- WRITTEN REQUEST: List all the lines in these records that hold "punch".

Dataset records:
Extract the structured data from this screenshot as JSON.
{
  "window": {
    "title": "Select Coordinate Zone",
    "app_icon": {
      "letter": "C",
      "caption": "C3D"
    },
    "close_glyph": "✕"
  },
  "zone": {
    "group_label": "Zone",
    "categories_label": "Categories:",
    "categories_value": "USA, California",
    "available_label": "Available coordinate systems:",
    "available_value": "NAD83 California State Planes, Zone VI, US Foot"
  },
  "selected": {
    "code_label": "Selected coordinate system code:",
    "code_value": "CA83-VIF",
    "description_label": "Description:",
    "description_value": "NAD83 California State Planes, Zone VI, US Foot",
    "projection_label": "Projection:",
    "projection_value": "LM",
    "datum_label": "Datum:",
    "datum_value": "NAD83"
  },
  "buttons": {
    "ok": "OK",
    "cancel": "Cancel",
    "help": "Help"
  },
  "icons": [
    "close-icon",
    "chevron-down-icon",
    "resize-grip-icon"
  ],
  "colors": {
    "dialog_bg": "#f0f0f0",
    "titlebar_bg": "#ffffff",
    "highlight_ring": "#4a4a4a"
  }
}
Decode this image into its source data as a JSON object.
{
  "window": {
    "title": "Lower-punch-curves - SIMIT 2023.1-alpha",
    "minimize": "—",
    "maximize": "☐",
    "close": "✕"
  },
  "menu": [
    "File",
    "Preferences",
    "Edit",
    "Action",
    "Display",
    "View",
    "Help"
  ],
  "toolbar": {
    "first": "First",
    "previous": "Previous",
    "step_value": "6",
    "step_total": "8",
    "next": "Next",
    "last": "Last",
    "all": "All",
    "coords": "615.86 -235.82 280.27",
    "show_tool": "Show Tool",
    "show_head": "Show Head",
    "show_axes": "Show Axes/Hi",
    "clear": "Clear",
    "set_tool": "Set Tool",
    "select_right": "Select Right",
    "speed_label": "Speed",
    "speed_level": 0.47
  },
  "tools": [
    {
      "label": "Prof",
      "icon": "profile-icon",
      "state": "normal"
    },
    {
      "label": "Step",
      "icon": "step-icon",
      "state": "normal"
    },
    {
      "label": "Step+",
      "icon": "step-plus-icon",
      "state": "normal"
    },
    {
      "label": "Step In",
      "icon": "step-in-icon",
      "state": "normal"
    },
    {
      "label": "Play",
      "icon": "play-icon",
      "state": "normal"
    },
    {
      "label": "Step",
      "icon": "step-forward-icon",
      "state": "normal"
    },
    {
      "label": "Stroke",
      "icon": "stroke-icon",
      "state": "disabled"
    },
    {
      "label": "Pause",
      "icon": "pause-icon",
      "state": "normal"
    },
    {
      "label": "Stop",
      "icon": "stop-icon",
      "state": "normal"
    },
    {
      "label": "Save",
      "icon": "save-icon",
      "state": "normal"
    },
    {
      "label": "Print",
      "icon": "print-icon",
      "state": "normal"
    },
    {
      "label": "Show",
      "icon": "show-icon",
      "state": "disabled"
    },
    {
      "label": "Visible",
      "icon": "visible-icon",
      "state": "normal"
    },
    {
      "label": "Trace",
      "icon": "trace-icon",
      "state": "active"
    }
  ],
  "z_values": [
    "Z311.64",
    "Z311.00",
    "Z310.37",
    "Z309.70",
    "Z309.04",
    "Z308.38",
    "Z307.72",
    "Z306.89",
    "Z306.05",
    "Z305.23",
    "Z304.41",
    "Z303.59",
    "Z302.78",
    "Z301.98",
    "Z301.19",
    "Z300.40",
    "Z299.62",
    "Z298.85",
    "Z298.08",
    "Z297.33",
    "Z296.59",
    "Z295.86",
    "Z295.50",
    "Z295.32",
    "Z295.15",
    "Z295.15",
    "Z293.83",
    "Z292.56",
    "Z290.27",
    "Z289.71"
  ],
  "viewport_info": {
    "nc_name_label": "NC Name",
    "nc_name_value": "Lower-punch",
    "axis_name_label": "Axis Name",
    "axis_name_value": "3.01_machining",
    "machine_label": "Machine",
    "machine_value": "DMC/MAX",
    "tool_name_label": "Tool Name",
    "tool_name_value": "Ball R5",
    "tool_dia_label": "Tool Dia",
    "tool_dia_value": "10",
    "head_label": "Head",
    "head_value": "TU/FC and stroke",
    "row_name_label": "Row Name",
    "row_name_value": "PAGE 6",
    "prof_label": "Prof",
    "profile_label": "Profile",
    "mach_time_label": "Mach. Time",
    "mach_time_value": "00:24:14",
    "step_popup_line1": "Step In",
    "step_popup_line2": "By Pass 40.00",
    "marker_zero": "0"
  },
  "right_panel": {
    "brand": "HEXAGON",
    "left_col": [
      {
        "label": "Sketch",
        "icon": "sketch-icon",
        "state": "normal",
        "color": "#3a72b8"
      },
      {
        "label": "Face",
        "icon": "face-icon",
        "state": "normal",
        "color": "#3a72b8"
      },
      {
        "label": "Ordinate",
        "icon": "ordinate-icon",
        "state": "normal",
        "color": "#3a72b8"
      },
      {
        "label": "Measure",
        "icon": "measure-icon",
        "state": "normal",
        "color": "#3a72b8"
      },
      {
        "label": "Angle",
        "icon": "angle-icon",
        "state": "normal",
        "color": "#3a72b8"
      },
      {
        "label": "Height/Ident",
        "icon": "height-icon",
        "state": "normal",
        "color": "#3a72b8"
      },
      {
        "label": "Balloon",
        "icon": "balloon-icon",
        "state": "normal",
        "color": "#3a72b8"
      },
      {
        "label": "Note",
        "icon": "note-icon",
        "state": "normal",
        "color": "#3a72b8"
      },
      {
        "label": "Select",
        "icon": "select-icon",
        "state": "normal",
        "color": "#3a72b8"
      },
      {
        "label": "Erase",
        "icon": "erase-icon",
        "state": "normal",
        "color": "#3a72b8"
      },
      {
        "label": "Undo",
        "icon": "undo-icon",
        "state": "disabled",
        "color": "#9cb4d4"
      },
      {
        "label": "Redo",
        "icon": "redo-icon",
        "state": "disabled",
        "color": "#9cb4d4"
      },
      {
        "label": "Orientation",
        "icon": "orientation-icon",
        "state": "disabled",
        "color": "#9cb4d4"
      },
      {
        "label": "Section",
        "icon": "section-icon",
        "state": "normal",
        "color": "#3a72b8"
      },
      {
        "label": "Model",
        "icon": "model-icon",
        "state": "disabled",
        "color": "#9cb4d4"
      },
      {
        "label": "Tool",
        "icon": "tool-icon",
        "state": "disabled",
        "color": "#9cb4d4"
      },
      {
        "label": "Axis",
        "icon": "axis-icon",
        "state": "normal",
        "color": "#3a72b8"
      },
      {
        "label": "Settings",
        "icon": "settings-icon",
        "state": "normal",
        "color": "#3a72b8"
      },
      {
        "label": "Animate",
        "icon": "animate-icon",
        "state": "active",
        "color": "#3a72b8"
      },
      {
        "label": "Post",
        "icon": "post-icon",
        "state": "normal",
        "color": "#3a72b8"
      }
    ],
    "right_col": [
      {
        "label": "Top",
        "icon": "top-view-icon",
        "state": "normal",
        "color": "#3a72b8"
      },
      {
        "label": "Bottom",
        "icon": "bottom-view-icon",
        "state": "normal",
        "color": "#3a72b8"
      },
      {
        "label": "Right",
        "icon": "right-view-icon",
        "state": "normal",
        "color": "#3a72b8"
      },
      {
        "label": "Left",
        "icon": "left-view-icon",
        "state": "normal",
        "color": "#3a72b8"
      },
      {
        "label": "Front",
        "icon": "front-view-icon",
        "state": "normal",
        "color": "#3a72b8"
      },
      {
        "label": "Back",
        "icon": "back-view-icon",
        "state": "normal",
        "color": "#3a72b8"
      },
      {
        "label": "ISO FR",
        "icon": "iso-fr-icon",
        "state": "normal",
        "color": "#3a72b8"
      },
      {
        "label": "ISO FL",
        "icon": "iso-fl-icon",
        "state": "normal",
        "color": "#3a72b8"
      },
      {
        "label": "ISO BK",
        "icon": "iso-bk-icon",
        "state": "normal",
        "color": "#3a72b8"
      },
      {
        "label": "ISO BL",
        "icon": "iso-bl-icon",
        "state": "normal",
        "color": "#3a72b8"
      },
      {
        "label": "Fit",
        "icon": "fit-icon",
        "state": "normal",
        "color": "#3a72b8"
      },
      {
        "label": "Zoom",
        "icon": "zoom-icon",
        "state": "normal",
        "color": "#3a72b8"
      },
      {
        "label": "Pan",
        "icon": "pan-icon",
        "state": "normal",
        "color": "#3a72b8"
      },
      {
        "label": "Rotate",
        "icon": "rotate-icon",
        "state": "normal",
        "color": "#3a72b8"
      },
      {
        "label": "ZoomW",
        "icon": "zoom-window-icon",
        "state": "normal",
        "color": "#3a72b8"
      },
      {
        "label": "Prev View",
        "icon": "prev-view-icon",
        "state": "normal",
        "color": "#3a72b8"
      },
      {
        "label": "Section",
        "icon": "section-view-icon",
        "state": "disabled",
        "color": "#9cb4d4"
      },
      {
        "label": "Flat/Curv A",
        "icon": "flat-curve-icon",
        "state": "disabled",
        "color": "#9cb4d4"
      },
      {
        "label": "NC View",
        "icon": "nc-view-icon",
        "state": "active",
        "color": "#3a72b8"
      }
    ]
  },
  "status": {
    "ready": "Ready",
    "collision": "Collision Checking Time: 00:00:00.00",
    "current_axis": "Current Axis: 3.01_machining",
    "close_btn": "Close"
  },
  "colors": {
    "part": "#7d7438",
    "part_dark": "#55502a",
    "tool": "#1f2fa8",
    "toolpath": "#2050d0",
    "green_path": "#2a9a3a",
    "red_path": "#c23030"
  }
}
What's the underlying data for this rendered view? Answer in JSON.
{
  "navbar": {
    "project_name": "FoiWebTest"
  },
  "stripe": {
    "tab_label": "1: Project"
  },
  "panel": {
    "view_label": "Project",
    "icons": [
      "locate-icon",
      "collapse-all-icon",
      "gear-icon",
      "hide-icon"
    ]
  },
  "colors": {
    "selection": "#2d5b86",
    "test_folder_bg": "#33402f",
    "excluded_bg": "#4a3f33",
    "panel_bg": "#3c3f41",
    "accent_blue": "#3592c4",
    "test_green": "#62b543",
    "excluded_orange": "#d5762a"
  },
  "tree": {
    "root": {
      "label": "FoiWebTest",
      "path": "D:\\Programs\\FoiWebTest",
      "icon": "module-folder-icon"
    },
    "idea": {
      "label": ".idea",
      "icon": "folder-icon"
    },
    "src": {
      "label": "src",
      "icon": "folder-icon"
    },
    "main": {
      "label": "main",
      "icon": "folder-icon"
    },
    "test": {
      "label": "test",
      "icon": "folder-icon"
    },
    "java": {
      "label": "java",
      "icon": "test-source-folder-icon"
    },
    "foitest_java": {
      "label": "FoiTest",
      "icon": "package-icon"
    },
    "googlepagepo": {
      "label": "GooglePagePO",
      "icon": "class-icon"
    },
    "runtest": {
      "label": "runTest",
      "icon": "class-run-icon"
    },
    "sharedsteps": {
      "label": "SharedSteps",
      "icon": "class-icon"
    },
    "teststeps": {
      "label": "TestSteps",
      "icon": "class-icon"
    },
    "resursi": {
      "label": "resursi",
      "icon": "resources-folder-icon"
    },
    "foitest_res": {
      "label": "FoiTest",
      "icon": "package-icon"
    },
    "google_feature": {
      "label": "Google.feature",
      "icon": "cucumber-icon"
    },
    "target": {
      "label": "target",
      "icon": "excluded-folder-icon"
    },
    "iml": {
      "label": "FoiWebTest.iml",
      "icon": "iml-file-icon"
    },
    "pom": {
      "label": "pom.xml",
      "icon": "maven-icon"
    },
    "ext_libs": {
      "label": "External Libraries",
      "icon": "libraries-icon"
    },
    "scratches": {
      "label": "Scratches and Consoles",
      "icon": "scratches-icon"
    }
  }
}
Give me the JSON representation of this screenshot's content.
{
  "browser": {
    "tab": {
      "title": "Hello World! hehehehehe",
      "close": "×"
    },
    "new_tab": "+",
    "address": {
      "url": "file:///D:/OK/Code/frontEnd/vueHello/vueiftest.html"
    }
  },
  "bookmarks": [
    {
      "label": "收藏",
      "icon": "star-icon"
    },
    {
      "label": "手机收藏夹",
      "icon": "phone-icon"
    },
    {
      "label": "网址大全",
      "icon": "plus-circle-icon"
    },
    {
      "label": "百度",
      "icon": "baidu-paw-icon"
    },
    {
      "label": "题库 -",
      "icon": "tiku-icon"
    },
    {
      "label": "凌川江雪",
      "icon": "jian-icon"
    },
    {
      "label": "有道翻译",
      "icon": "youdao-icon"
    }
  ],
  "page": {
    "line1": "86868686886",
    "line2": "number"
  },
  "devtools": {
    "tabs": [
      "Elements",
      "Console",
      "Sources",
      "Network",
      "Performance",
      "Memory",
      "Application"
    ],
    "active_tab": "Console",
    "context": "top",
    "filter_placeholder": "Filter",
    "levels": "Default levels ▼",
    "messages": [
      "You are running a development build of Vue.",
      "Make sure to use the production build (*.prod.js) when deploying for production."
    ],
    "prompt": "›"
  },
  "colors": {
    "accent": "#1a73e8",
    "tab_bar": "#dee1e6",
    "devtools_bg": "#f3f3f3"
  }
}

- WRITTEN RESPONSE:
    "title": "Lower-punch-curves - SIMIT 2023.1-alpha",
    "nc_name_value": "Lower-punch",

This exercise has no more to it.